SHORT EXERCISE A: In the piranha feeder thread, list the kinds of fish the second poster says are currently swimming in the tank.
SHORT EXERCISE B: Rewrite the portion of the piranha feeder thread between "## [email protected]° (Jun" and "in the tank.", inclusive, substituting "barbs" for "danios".

#### PROVIDED TEXT ####

# Feeder suggestions...



## PiranhasaurusRex (Feb 23, 2004)

I'm not having any luck w/ my P's going after feeders. I have 2 RBP about 4" and 1 about 3.5". What fish and what size would make a good feeder and some other tips to get them to eat some feeders would be great. They have eaten a couple of guppies, but even after skipping feedings for several days they would not finish them off until I stuck them on a wooden kabob and held the guppies right in their faces.


----------



## [email protected]° (Jun 16, 2004)

I buy my guys things like giant, or zebra danios, various tetra'sm or whatever else is large and cheap besides "feeders"

That said I have quite a few new "tank mates/ dither/ eventuall meals" living in the tank.

currently I have 4 or so danios, a blue gorami, and neon swiming about the tank untill....

#### DATASET ROWS ####

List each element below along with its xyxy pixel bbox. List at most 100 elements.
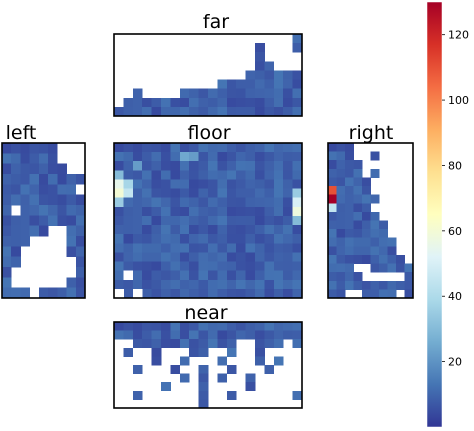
- right-cell: [387, 289, 397, 299]
- left-cell: [2, 143, 12, 154]
- far-cell: [123, 97, 134, 108]
- far-cell: [151, 106, 162, 117]
- floor-cell: [189, 252, 199, 262]
- floor-cell: [198, 215, 209, 226]
- floor-cell: [189, 225, 199, 235]
- left-cell: [29, 153, 40, 165]
- floor-cell: [142, 279, 152, 290]
- far-cell: [273, 79, 284, 90]
- floor-cell: [226, 152, 237, 162]
- far-cell: [217, 97, 228, 108]
- floor-cell: [142, 234, 152, 244]
- far-cell: [151, 97, 162, 108]
- right-cell: [379, 229, 388, 239]
- floor-cell: [283, 243, 293, 253]
- far-cell: [198, 97, 209, 108]
- near-cell: [264, 322, 275, 331]
- floor-cell: [236, 252, 246, 262]
- far-cell: [179, 97, 190, 108]
- floor-cell: [151, 170, 162, 180]
- floor-cell: [151, 243, 162, 253]
- near-cell: [273, 330, 284, 340]
- left-cell: [38, 215, 49, 227]
- floor-cell: [208, 243, 218, 253]
- right-cell: [345, 229, 354, 239]
- floor-cell: [189, 288, 199, 299]
- floor-cell: [170, 143, 181, 153]
- right-cell: [404, 280, 414, 290]
- right-cell: [345, 177, 354, 187]
- floor-cell: [226, 170, 237, 180]
- far-cell: [255, 43, 265, 53]
- floor-cell: [179, 143, 190, 153]
- floor-cell: [226, 143, 237, 153]
- right-cell: [336, 186, 346, 196]
- floor-cell: [273, 270, 284, 281]
- right-cell: [362, 254, 371, 264]
- near-cell: [245, 330, 256, 340]
- floor-cell: [208, 143, 218, 153]
- floor-cell: [170, 243, 181, 253]
- right-cell: [379, 263, 388, 273]
- floor-cell: [189, 234, 199, 244]
- right-cell: [336, 254, 346, 264]
- right-cell: [328, 254, 337, 264]
- colorbar-tick-label: 80: [448, 159, 462, 172]
- floor-cell: [114, 161, 124, 171]
- floor-cell: [114, 252, 124, 262]
- near-cell: [161, 382, 171, 392]
- left-cell: [2, 236, 12, 247]
- floor-cell: [114, 270, 124, 281]
- floor-cell: [292, 161, 303, 171]
- floor-cell: [292, 279, 303, 290]
- left-cell: [48, 287, 58, 299]
- floor-cell: [264, 170, 275, 180]
- left-cell: [2, 287, 12, 299]
- floor-cell: [255, 261, 265, 272]
- floor-cell: [292, 179, 303, 189]
- left-cell: [38, 225, 49, 237]
- far-cell: [255, 61, 265, 71]
- floor-cell: [283, 143, 293, 153]
- right-cell: [370, 220, 380, 230]
- far-cell: [273, 88, 284, 99]
- floor-cell: [283, 288, 293, 299]
- floor-cell: [255, 288, 265, 299]
- left-cell: [66, 225, 77, 237]
- near-cell: [226, 322, 237, 331]
- floor-cell: [161, 243, 171, 253]
- left-cell: [29, 184, 40, 196]
- right-cell: [336, 177, 346, 187]
- right-cell: [345, 143, 354, 153]
- near-cell: [151, 322, 162, 331]
- near-cell: [245, 373, 256, 383]
- floor-cell: [179, 161, 190, 171]
- left-cell: [11, 215, 21, 227]
- floor-cell: [151, 188, 162, 199]
- right-cell: [345, 272, 354, 282]
- floor-cell: [198, 197, 209, 208]
- right-cell: [362, 177, 371, 187]
- far-cell: [236, 97, 246, 108]
- floor-cell: [292, 261, 303, 272]
- floor-cell: [170, 161, 181, 171]
- far-cell: [292, 97, 303, 108]
- near-cell: [226, 365, 237, 374]
- left-cell: [48, 205, 58, 216]
- right-cell: [362, 246, 371, 256]
- floor-cell: [151, 270, 162, 281]
- floor-cell: [217, 152, 228, 162]
- far-cell: [208, 88, 218, 99]
- near-cell: [283, 322, 293, 331]
- right-cell: [353, 272, 363, 282]
- near-cell: [273, 339, 284, 349]
- floor-cell: [161, 261, 171, 272]
- floor-cell: [161, 215, 171, 226]
- right-cell: [336, 168, 346, 178]
- right-cell: [387, 263, 397, 273]
- near-cell: [189, 339, 199, 349]
- floor-cell: [142, 288, 152, 299]
- floor-cell: [179, 188, 190, 199]
- floor-cell: [123, 215, 134, 226]
- far-cell: [217, 79, 228, 90]
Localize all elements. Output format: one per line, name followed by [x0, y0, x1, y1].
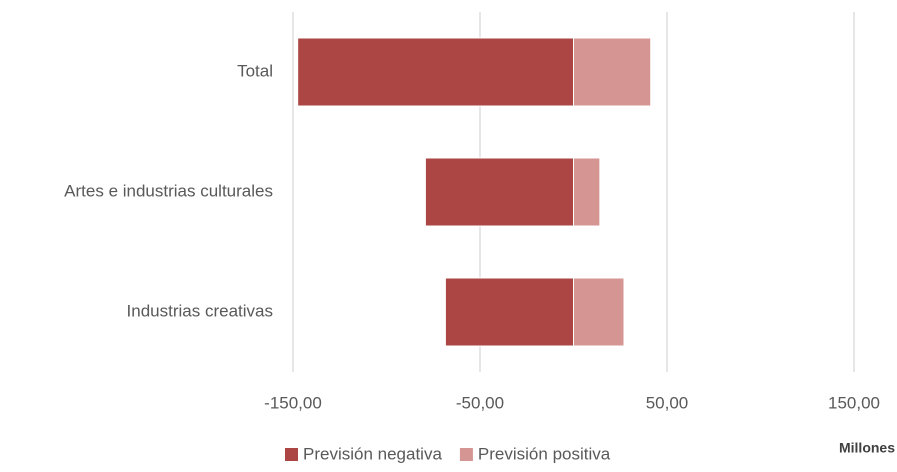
bar: [573, 277, 625, 347]
y-tick-label: Industrias creativas: [127, 301, 273, 320]
bar: [444, 277, 574, 347]
x-tick-label: 50,00: [646, 393, 689, 412]
legend-swatch: [285, 448, 298, 461]
bar: [297, 37, 574, 107]
legend-label: Previsión negativa: [303, 444, 442, 463]
unit-label: Millones: [839, 440, 895, 456]
bar: [573, 157, 601, 227]
legend-label: Previsión positiva: [478, 444, 611, 463]
bar: [573, 37, 652, 107]
x-tick-label: -50,00: [456, 393, 504, 412]
legend-swatch: [459, 448, 473, 461]
y-tick-label: Total: [237, 61, 273, 80]
y-tick-label: Artes e industrias culturales: [64, 181, 273, 200]
x-tick-label: -150,00: [264, 393, 322, 412]
x-tick-label: 150,00: [828, 393, 880, 412]
bar: [424, 157, 574, 227]
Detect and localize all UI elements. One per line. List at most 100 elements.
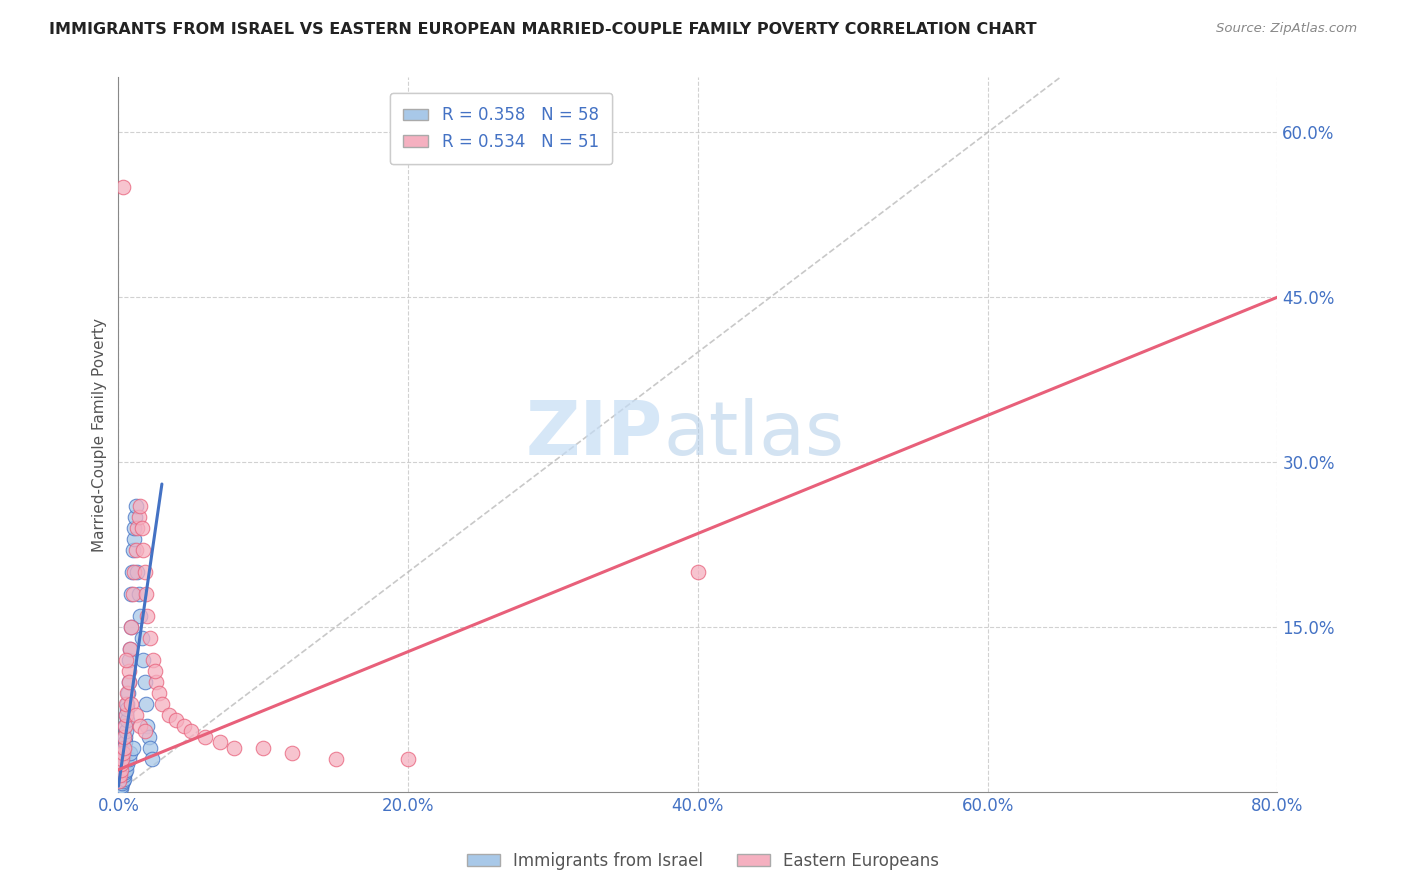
Point xyxy=(121,620,143,634)
Point xyxy=(117,674,139,689)
Point xyxy=(121,697,143,711)
Point xyxy=(118,746,141,760)
Point xyxy=(114,707,136,722)
Text: IMMIGRANTS FROM ISRAEL VS EASTERN EUROPEAN MARRIED-COUPLE FAMILY POVERTY CORRELA: IMMIGRANTS FROM ISRAEL VS EASTERN EUROPE… xyxy=(49,22,1036,37)
Point xyxy=(118,641,141,656)
Point xyxy=(131,521,153,535)
Point xyxy=(139,740,162,755)
Point xyxy=(110,757,132,772)
Point xyxy=(128,587,150,601)
Point xyxy=(114,724,136,739)
Point xyxy=(132,543,155,558)
Point xyxy=(114,735,136,749)
Point xyxy=(122,587,145,601)
Point xyxy=(115,686,138,700)
Point xyxy=(686,565,709,579)
Text: atlas: atlas xyxy=(664,398,844,471)
Legend: Immigrants from Israel, Eastern Europeans: Immigrants from Israel, Eastern European… xyxy=(460,846,946,877)
Point xyxy=(121,565,143,579)
Point xyxy=(224,740,246,755)
Text: ZIP: ZIP xyxy=(526,398,664,471)
Point xyxy=(111,760,134,774)
Point xyxy=(115,757,138,772)
Point xyxy=(125,543,148,558)
Point xyxy=(124,510,146,524)
Point xyxy=(136,608,159,623)
Point xyxy=(115,707,138,722)
Point xyxy=(112,768,135,782)
Point xyxy=(110,772,132,786)
Point xyxy=(114,719,136,733)
Point xyxy=(111,754,134,768)
Point xyxy=(108,779,131,793)
Point xyxy=(139,631,162,645)
Point xyxy=(122,543,145,558)
Point xyxy=(143,664,166,678)
Point xyxy=(138,730,160,744)
Point xyxy=(252,740,274,755)
Point xyxy=(148,686,170,700)
Point xyxy=(180,724,202,739)
Point xyxy=(111,180,134,194)
Point xyxy=(108,776,131,790)
Point xyxy=(120,620,142,634)
Point xyxy=(118,653,141,667)
Point xyxy=(110,763,132,777)
Point xyxy=(112,749,135,764)
Point xyxy=(135,587,157,601)
Point xyxy=(114,719,136,733)
Point xyxy=(173,719,195,733)
Point xyxy=(112,743,135,757)
Point xyxy=(128,510,150,524)
Point xyxy=(129,719,152,733)
Point xyxy=(112,772,135,786)
Point xyxy=(114,763,136,777)
Point xyxy=(112,746,135,760)
Point xyxy=(111,776,134,790)
Point xyxy=(118,641,141,656)
Point xyxy=(115,697,138,711)
Point xyxy=(142,653,165,667)
Point xyxy=(110,779,132,793)
Point xyxy=(117,686,139,700)
Point xyxy=(145,674,167,689)
Point xyxy=(125,707,148,722)
Point xyxy=(115,713,138,727)
Point xyxy=(131,631,153,645)
Point xyxy=(111,746,134,760)
Point xyxy=(129,608,152,623)
Point xyxy=(112,740,135,755)
Point xyxy=(122,740,145,755)
Point xyxy=(112,740,135,755)
Y-axis label: Married-Couple Family Poverty: Married-Couple Family Poverty xyxy=(93,318,107,551)
Point xyxy=(165,713,187,727)
Point xyxy=(281,746,304,760)
Point xyxy=(127,565,149,579)
Point xyxy=(150,697,173,711)
Point xyxy=(111,752,134,766)
Point xyxy=(124,565,146,579)
Point xyxy=(110,781,132,796)
Point xyxy=(122,532,145,546)
Point xyxy=(112,730,135,744)
Point xyxy=(208,735,231,749)
Point xyxy=(108,768,131,782)
Point xyxy=(117,674,139,689)
Point xyxy=(141,752,163,766)
Point xyxy=(124,521,146,535)
Point xyxy=(129,499,152,513)
Point xyxy=(134,724,156,739)
Point xyxy=(325,752,347,766)
Point xyxy=(125,499,148,513)
Point xyxy=(108,768,131,782)
Point xyxy=(117,702,139,716)
Point xyxy=(135,697,157,711)
Point xyxy=(157,707,180,722)
Text: Source: ZipAtlas.com: Source: ZipAtlas.com xyxy=(1216,22,1357,36)
Point xyxy=(132,653,155,667)
Point xyxy=(114,730,136,744)
Point xyxy=(110,763,132,777)
Point xyxy=(108,773,131,788)
Point xyxy=(121,587,143,601)
Point xyxy=(115,697,138,711)
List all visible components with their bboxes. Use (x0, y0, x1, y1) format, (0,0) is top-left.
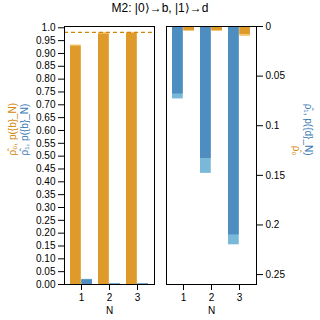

####

EXERCISE OUTPUT A: danios, a blue gorami, neon

EXERCISE OUTPUT B:
## [email protected]° (Jun 16, 2004)

I buy my guys things like giant, or zebra barbs, various tetra'sm or whatever else is large and cheap besides "feeders"

That said I have quite a few new "tank mates/ dither/ eventuall meals" living in the tank.